Entries from a dataset
##########

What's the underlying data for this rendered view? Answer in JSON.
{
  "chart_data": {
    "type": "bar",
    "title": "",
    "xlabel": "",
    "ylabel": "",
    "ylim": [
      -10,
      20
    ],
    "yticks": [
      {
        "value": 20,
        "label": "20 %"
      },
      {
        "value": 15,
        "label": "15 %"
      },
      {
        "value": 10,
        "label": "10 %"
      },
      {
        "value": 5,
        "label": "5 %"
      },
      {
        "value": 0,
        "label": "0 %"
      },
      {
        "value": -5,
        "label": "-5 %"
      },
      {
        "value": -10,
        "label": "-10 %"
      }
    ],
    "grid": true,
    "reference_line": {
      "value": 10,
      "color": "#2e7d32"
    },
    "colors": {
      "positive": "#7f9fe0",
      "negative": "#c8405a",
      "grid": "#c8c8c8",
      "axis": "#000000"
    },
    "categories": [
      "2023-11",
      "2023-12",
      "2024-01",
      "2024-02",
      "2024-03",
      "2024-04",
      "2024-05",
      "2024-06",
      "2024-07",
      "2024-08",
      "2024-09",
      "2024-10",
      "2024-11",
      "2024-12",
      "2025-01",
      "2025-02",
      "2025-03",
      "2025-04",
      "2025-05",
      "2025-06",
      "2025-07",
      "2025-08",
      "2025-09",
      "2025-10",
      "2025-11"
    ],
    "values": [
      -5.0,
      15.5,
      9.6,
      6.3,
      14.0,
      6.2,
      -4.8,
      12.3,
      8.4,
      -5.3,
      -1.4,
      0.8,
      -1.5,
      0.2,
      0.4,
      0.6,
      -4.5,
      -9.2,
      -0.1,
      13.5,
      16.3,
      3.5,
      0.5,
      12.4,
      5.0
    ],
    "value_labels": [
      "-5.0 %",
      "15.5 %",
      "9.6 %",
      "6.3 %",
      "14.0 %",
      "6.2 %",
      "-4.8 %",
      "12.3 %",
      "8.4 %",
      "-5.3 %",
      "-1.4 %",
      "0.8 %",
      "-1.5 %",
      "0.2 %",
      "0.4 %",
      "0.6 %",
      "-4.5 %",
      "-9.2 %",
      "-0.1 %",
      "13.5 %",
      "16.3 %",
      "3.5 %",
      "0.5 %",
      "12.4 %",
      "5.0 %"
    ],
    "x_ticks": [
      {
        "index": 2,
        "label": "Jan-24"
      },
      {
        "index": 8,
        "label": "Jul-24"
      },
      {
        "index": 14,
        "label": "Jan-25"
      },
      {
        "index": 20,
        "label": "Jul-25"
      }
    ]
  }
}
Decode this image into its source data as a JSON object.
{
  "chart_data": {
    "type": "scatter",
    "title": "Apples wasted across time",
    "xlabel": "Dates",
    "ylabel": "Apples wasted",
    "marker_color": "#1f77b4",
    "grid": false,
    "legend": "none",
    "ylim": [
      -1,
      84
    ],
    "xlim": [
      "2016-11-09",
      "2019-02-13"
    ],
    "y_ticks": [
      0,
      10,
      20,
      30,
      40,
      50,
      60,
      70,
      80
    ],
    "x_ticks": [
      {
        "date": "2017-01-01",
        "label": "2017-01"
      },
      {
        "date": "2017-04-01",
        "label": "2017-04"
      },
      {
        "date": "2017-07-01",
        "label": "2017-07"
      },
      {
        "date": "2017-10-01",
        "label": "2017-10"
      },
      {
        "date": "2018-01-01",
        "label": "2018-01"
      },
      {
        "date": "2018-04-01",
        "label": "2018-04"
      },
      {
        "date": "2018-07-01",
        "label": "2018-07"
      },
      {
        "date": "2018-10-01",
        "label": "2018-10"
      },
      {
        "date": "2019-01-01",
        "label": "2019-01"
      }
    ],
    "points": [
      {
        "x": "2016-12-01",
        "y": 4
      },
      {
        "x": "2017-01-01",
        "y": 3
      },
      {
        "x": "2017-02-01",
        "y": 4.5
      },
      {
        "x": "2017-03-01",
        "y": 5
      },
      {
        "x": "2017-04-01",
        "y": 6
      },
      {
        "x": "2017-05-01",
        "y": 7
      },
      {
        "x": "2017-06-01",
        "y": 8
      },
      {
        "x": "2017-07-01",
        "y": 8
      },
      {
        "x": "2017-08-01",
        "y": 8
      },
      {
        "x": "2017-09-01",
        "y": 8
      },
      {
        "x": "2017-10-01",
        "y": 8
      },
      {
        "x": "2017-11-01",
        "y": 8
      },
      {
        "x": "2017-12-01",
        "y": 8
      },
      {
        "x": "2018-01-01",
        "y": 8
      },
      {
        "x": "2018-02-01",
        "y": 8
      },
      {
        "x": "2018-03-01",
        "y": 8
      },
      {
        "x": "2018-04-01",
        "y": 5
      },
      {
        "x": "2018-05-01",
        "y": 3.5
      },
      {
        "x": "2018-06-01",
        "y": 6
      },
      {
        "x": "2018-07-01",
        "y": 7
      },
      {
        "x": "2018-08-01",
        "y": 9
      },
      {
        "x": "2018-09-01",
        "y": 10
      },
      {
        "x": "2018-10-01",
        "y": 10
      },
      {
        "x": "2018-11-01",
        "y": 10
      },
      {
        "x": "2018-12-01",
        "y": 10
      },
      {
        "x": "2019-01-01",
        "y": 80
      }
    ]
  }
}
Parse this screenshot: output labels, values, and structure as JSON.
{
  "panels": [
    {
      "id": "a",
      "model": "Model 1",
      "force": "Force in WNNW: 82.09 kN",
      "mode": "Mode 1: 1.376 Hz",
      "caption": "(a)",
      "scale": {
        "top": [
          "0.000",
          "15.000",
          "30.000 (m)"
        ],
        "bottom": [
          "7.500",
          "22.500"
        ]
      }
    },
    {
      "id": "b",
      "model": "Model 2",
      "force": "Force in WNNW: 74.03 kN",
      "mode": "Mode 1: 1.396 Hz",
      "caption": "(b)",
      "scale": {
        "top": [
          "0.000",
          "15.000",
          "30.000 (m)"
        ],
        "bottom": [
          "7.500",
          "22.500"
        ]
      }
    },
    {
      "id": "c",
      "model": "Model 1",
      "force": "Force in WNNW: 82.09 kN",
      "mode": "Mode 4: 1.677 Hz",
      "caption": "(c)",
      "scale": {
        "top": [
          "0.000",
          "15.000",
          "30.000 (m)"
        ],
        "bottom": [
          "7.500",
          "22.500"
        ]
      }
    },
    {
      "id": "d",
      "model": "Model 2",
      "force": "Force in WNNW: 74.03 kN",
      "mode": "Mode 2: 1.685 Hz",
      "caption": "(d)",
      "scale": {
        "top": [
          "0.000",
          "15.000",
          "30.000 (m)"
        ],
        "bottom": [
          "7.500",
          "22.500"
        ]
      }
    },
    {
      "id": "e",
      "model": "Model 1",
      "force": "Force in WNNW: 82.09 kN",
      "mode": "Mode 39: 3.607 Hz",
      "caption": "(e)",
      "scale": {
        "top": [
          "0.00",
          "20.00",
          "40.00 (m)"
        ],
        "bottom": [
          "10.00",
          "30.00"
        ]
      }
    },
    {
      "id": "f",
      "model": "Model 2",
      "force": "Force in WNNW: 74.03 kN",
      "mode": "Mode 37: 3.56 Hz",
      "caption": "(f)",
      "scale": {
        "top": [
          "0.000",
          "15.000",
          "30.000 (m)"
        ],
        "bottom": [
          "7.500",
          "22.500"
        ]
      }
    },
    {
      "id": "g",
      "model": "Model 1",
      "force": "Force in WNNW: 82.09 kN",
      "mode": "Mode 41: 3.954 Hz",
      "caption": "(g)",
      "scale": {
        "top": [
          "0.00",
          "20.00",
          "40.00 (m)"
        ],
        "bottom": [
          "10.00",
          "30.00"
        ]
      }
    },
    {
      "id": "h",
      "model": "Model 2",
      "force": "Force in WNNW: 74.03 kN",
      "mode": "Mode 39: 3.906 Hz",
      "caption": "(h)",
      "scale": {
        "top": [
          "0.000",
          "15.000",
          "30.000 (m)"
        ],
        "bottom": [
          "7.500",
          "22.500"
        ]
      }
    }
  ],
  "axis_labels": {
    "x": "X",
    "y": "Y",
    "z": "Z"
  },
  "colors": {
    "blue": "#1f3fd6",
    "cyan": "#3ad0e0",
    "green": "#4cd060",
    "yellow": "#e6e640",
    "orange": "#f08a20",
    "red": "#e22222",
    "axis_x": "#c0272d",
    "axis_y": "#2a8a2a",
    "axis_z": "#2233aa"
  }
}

##########

*The problem:*
Which lines contain "JSON"? Copy each of them out.

*Exercise result:*
What's the underlying data for this rendered view? Answer in JSON.
Decode this image into its source data as a JSON object.
Parse this screenshot: output labels, values, and structure as JSON.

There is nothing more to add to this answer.